#### Challenge:
Copy each line where the word "sans" occurs.

[Dataset excerpt]

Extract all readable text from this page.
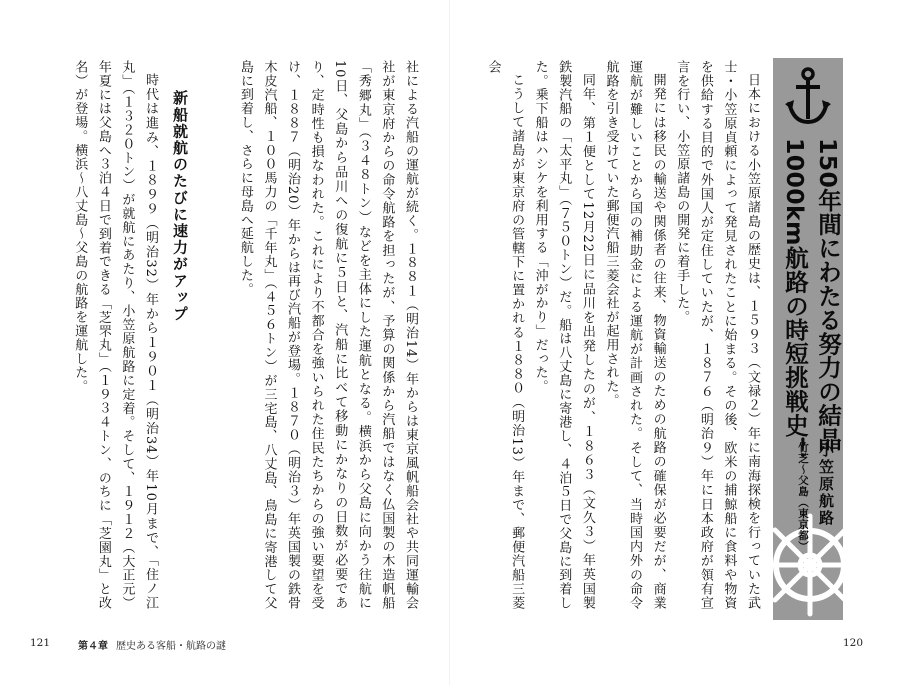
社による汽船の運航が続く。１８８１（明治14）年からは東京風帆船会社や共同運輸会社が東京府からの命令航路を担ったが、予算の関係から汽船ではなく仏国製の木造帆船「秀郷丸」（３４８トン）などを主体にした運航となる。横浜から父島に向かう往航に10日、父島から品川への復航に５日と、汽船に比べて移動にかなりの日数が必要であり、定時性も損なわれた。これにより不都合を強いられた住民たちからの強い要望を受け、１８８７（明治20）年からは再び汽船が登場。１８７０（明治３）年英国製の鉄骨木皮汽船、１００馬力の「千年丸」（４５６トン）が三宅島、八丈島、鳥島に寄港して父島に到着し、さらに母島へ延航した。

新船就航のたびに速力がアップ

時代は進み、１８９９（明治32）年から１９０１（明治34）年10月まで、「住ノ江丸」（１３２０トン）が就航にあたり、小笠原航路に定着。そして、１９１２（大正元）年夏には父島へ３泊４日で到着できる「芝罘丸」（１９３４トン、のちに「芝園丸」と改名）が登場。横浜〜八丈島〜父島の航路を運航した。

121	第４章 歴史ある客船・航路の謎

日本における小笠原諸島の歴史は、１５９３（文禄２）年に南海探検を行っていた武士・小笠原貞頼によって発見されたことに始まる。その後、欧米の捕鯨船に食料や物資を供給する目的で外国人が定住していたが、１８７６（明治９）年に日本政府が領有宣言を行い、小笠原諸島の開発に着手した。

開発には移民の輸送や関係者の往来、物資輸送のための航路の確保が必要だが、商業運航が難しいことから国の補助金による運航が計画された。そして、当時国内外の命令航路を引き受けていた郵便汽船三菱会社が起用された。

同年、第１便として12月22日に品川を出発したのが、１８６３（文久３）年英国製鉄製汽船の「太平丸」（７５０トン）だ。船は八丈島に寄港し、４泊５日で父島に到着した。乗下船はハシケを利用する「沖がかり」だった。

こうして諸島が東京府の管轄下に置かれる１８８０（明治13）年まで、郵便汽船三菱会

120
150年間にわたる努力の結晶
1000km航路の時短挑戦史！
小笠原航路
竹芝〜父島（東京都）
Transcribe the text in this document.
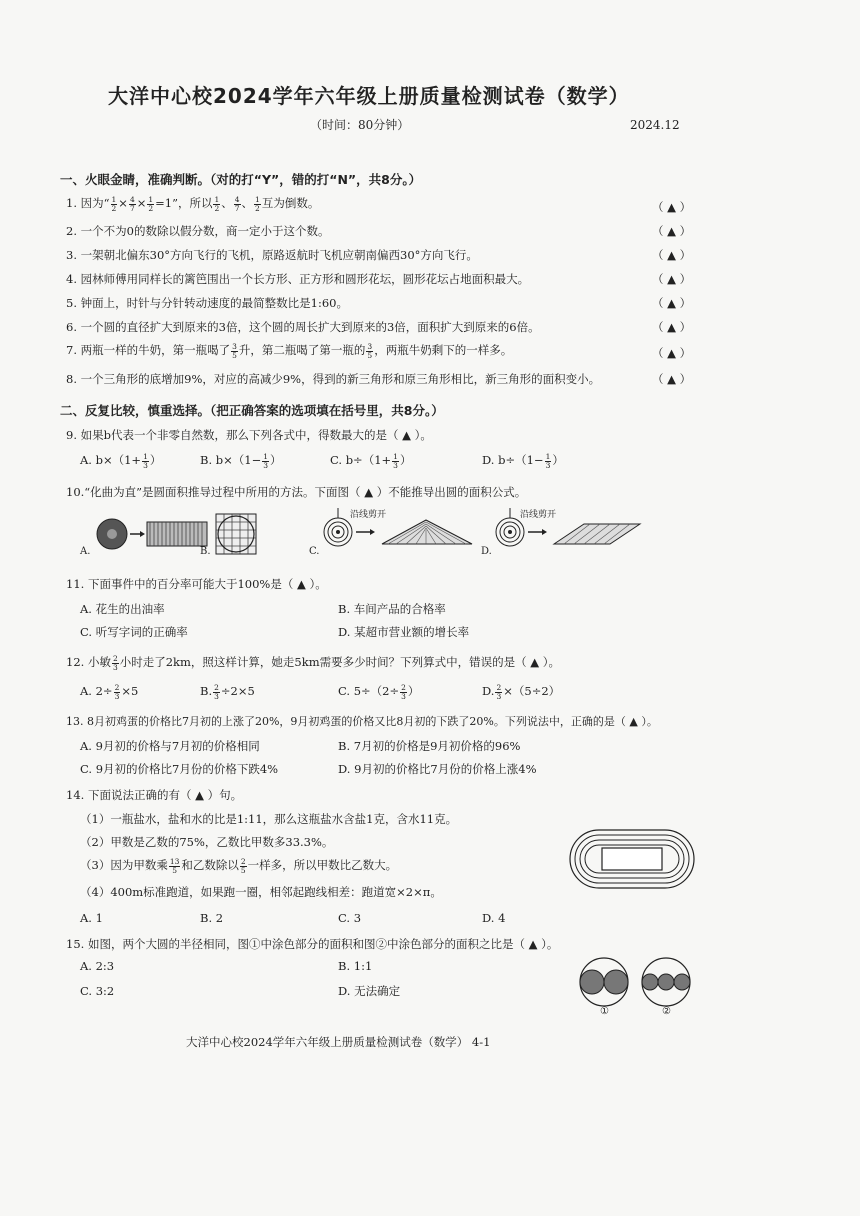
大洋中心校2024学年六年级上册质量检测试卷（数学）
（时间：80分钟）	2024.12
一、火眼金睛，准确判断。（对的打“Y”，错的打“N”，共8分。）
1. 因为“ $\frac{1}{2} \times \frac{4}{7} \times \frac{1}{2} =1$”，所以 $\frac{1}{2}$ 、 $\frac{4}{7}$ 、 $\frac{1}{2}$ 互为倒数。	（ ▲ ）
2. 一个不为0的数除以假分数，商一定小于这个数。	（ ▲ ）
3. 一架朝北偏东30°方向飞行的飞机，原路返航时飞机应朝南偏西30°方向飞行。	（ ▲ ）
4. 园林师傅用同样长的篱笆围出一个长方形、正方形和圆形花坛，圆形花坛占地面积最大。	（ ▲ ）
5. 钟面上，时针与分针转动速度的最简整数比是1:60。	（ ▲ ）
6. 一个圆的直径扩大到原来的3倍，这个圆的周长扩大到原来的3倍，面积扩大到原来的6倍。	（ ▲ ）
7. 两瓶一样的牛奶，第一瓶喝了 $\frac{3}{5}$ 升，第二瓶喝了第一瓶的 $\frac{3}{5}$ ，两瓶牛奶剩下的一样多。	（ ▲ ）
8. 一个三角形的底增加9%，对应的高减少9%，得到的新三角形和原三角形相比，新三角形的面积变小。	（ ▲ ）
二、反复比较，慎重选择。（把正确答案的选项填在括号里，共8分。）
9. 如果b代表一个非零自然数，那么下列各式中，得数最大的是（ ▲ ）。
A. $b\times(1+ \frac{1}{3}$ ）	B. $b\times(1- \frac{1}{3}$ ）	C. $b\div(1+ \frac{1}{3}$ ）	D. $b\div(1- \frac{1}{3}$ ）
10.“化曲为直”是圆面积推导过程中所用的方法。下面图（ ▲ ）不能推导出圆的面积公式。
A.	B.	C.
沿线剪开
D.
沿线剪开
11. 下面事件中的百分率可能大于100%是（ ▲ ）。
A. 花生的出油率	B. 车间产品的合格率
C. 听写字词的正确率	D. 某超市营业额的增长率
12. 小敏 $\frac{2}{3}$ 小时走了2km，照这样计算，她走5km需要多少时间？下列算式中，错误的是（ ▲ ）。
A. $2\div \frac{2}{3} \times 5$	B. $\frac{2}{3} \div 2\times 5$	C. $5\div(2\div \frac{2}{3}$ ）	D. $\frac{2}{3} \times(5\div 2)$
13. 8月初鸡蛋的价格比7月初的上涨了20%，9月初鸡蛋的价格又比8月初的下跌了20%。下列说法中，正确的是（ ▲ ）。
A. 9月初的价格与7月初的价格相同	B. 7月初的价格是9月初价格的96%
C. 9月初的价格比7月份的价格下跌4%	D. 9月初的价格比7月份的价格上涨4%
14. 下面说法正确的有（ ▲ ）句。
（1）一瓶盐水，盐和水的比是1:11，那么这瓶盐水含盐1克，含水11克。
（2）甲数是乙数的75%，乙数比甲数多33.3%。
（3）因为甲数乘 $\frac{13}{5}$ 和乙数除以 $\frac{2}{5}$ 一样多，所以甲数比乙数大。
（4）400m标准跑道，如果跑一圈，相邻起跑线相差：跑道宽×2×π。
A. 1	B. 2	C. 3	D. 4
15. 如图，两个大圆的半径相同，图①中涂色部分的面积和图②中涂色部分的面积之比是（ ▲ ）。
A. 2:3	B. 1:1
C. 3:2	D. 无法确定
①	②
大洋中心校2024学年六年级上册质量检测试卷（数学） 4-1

==

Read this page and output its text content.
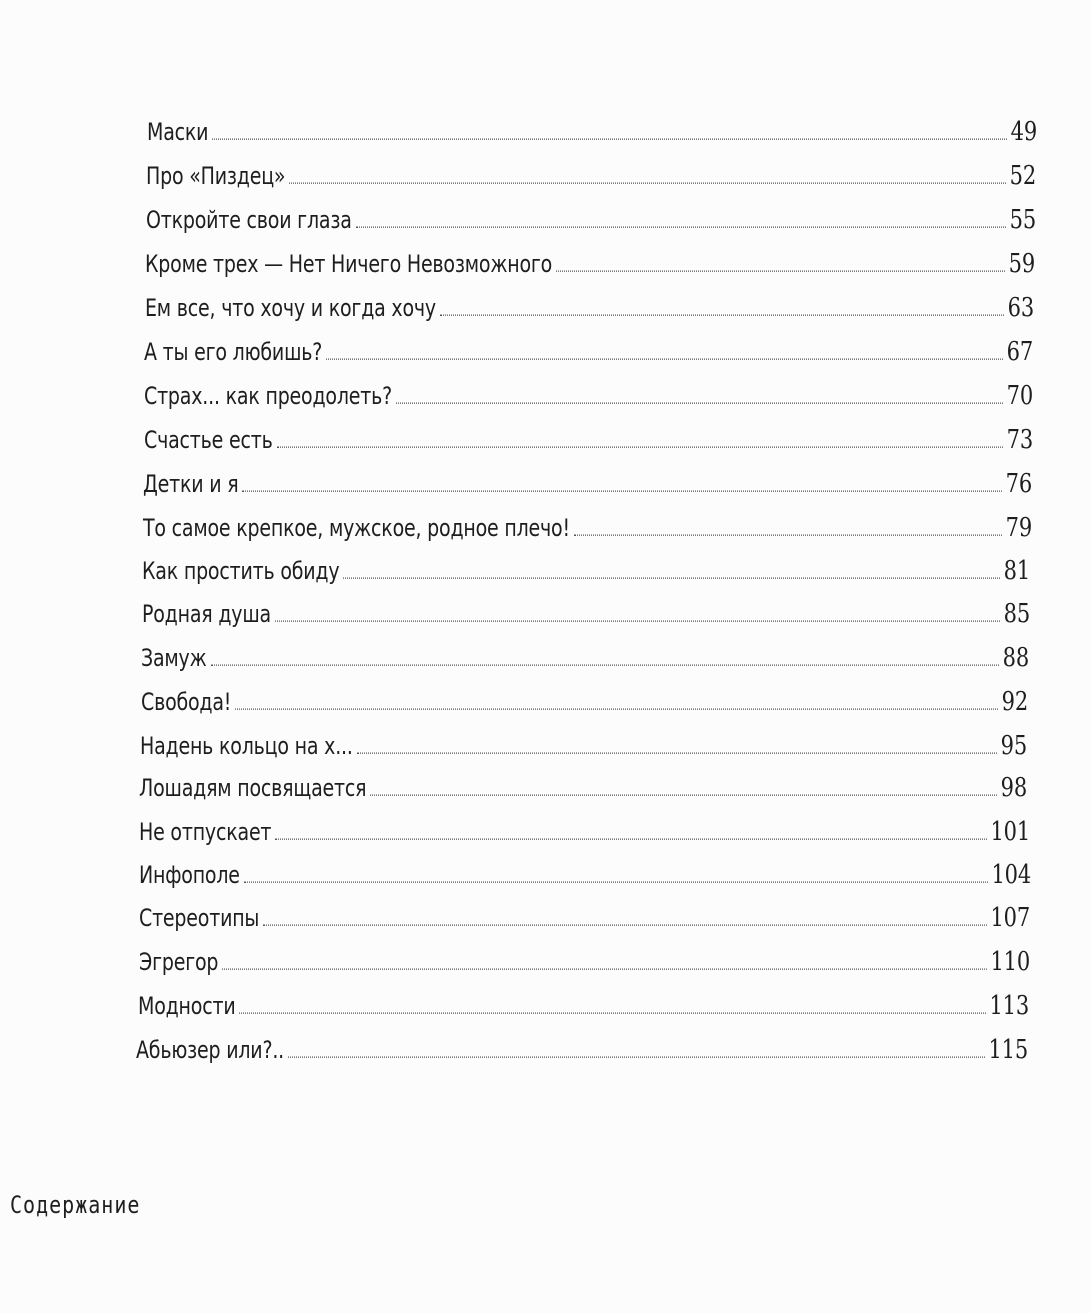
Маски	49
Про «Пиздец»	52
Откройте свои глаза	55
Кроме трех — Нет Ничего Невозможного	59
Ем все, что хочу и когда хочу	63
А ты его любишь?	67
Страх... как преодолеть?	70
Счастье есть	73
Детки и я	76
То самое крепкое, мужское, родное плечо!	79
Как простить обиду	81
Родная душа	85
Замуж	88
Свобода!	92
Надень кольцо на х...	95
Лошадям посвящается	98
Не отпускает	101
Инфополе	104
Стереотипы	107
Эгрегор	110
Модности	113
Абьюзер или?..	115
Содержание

* * *

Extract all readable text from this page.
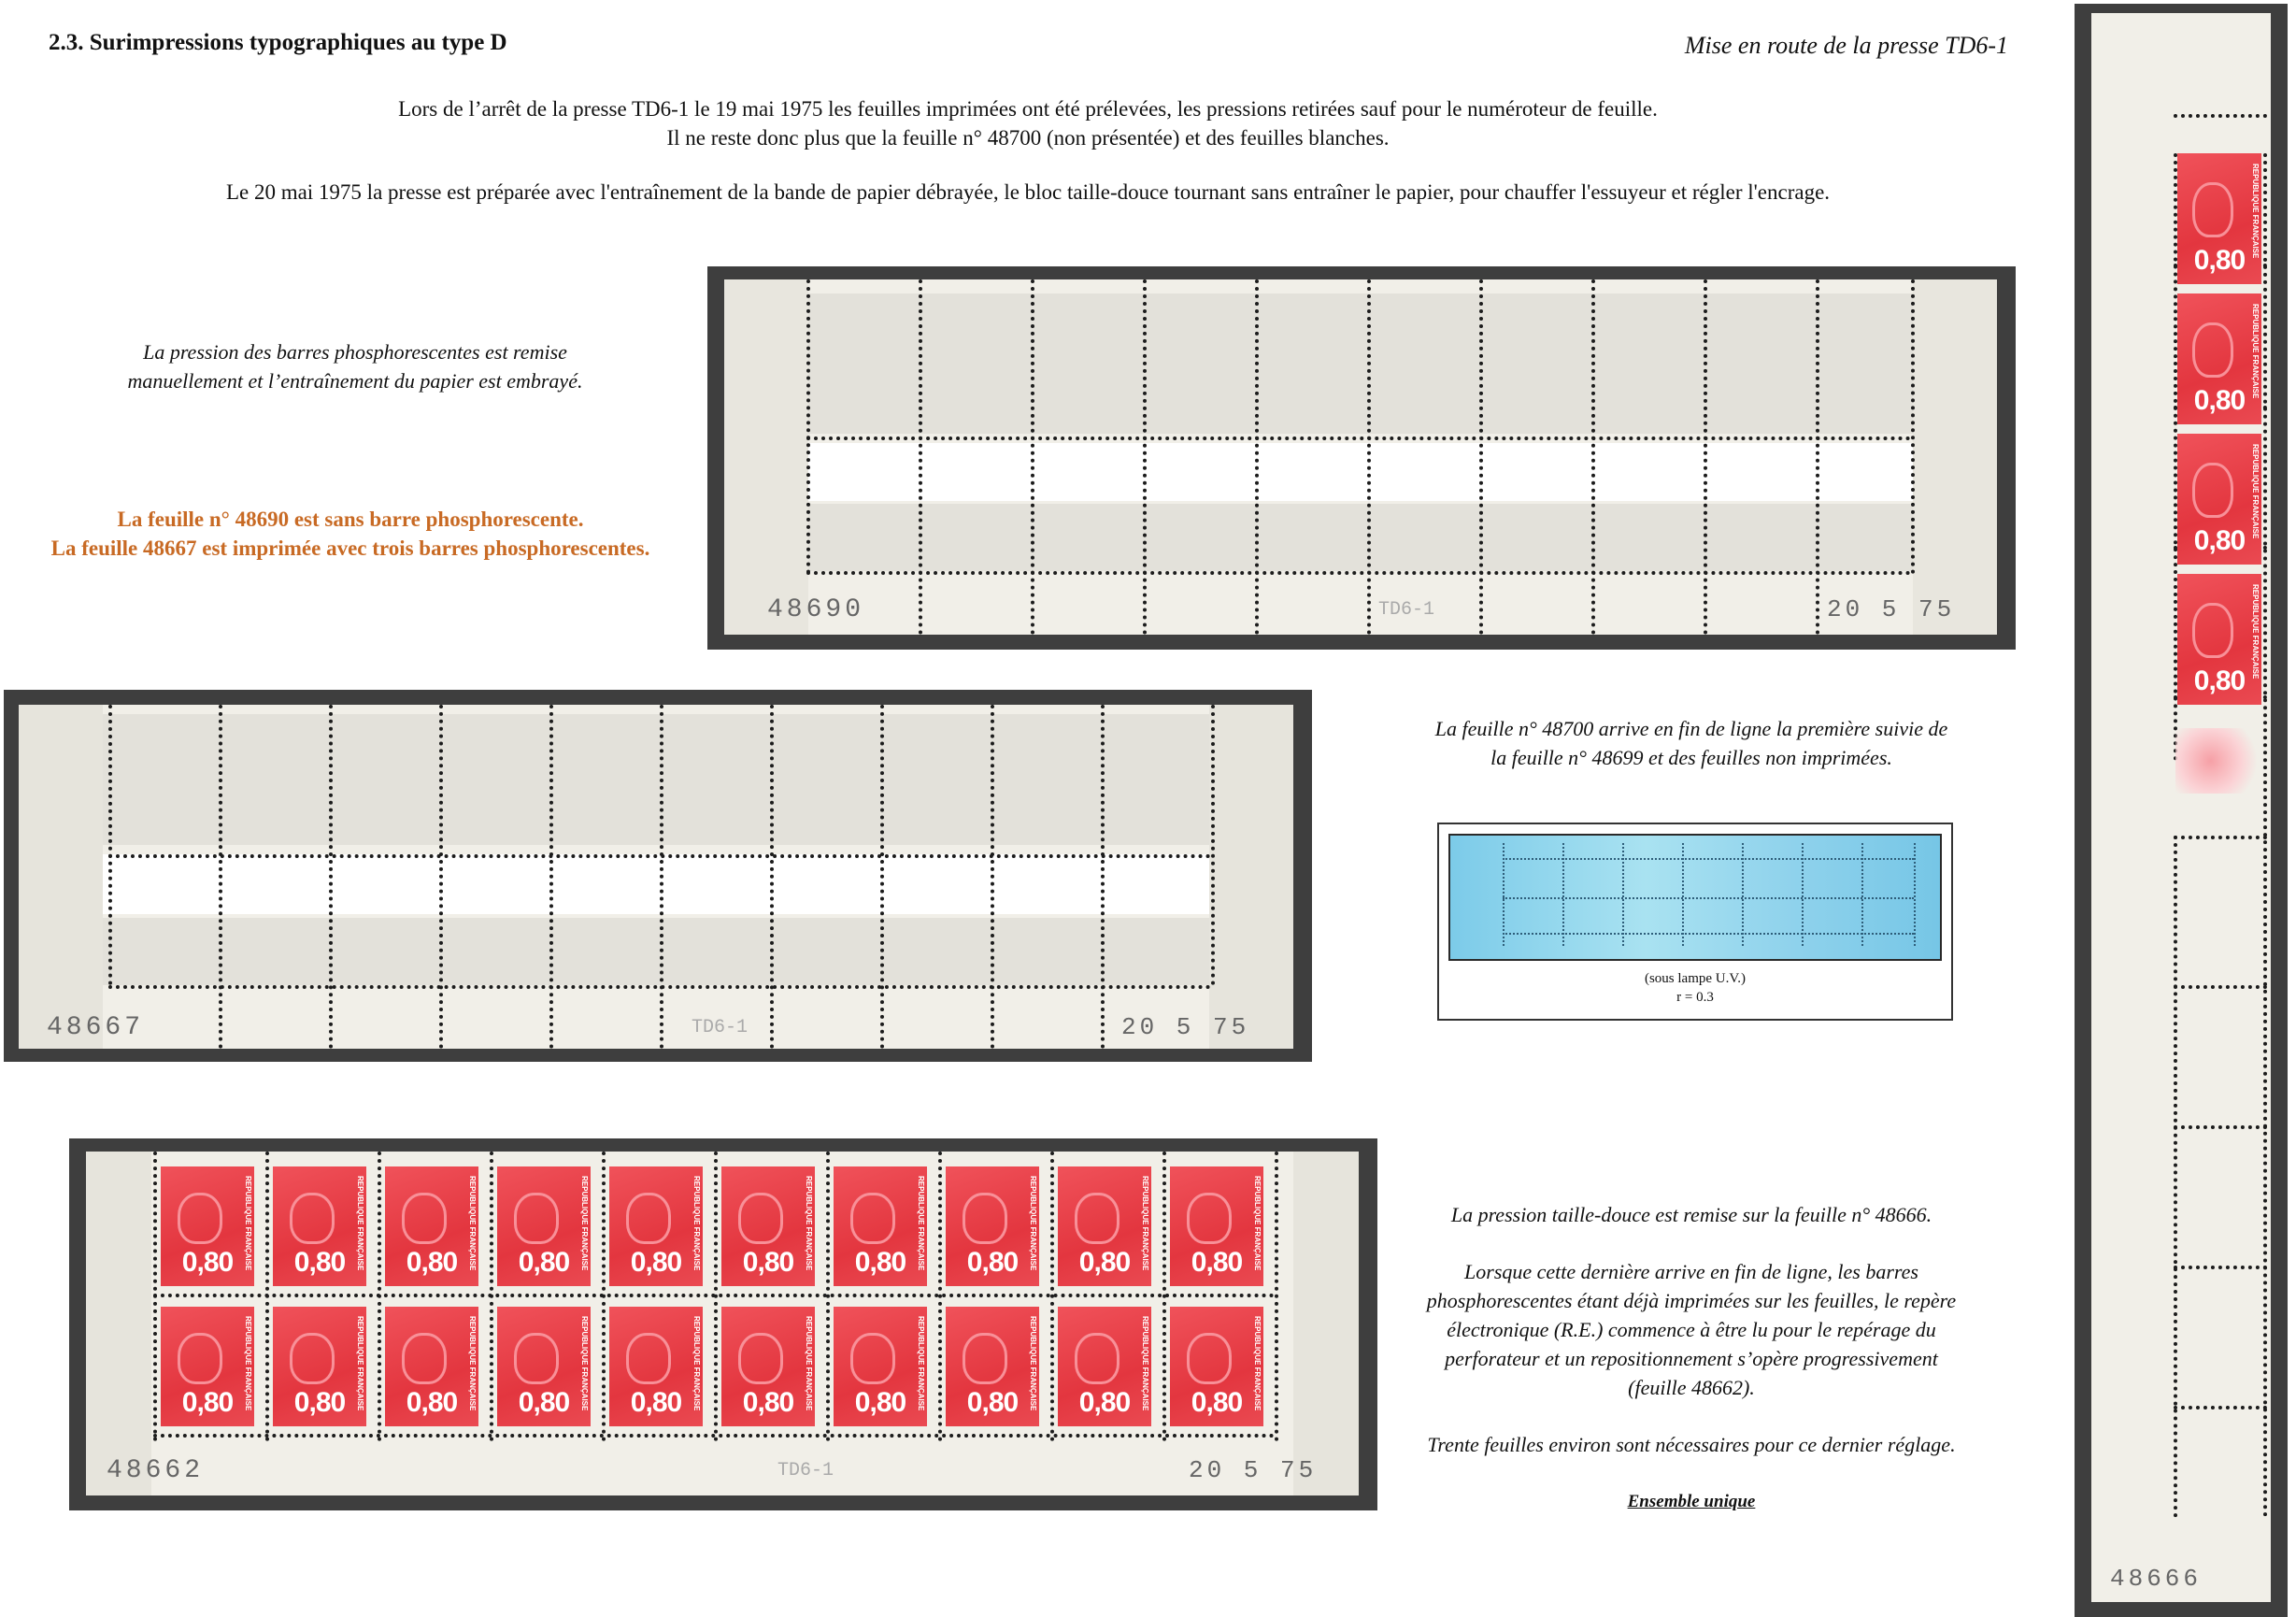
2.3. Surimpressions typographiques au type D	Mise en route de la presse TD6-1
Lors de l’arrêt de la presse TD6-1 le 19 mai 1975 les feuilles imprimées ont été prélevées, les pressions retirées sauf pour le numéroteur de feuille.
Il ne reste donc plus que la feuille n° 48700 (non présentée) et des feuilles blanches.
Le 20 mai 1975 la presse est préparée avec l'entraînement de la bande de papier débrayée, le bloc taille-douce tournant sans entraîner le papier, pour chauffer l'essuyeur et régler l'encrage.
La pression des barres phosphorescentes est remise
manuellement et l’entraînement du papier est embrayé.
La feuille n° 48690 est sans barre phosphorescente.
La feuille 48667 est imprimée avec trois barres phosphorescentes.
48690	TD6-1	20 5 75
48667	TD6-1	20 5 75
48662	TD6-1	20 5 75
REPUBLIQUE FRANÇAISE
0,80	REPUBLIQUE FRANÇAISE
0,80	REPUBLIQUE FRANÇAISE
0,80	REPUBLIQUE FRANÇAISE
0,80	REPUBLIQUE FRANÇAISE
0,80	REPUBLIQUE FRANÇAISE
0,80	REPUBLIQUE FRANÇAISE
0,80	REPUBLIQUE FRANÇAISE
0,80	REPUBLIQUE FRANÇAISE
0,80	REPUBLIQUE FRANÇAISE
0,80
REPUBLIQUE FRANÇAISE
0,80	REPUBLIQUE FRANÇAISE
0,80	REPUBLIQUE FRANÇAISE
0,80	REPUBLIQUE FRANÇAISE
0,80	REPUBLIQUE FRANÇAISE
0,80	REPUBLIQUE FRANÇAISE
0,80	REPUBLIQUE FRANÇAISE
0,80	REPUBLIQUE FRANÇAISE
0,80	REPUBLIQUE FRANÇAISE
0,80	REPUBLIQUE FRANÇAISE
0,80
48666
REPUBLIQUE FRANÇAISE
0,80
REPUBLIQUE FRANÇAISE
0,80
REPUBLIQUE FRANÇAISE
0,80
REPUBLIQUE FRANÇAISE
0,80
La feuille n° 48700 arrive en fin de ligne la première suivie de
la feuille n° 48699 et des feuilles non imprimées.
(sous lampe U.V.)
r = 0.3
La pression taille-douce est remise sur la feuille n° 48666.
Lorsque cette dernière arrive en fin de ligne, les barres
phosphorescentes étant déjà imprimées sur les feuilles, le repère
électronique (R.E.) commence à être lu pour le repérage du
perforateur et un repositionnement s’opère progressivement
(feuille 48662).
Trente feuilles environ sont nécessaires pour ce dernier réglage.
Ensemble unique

#### Exercise response:
Le 20 mai 1975 la presse est préparée avec l'entraînement de la bande de papier débrayée, le bloc taille-douce tournant sans entraîner le papier, pour chauffer l'essuyeur et régler l'encrage.
La feuille n° 48690 est sans barre phosphorescente.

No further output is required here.